Stated goal.
Gather all lines in the data that hold the string "throughput".

Provided records.

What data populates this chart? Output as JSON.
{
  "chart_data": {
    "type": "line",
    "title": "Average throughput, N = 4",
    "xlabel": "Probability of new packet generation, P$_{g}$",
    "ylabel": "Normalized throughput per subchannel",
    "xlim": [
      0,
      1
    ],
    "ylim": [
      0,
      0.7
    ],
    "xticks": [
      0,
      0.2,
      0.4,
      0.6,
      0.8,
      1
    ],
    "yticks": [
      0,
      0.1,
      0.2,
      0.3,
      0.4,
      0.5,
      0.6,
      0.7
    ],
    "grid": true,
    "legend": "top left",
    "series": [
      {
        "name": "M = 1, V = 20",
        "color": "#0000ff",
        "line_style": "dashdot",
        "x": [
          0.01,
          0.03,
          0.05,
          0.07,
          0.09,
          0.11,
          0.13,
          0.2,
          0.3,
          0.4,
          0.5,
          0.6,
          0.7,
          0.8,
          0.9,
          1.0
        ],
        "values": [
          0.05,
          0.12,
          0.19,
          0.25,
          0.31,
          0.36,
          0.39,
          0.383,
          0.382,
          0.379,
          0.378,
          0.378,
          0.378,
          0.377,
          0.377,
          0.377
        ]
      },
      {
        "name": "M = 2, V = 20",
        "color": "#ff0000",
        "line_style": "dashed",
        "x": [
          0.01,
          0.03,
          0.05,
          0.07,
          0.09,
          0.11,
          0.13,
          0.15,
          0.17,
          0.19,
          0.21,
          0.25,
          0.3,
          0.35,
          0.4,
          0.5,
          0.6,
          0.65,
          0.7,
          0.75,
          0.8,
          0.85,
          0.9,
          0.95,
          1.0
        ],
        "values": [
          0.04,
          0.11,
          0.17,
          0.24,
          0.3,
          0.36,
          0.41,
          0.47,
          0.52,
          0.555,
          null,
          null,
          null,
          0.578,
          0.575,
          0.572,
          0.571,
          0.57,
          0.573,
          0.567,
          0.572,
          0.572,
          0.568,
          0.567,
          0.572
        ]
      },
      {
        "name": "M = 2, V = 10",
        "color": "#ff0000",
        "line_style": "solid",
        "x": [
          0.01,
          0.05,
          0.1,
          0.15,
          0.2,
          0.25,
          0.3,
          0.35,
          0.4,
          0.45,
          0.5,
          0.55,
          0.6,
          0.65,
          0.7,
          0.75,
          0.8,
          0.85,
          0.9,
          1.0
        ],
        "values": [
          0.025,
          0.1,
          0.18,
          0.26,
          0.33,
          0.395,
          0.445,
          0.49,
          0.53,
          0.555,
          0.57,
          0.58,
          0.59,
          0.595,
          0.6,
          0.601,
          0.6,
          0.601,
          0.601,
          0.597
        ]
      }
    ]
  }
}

Exercise answer.
    "title": "Average throughput, N = 4",
    "ylabel": "Normalized throughput per subchannel",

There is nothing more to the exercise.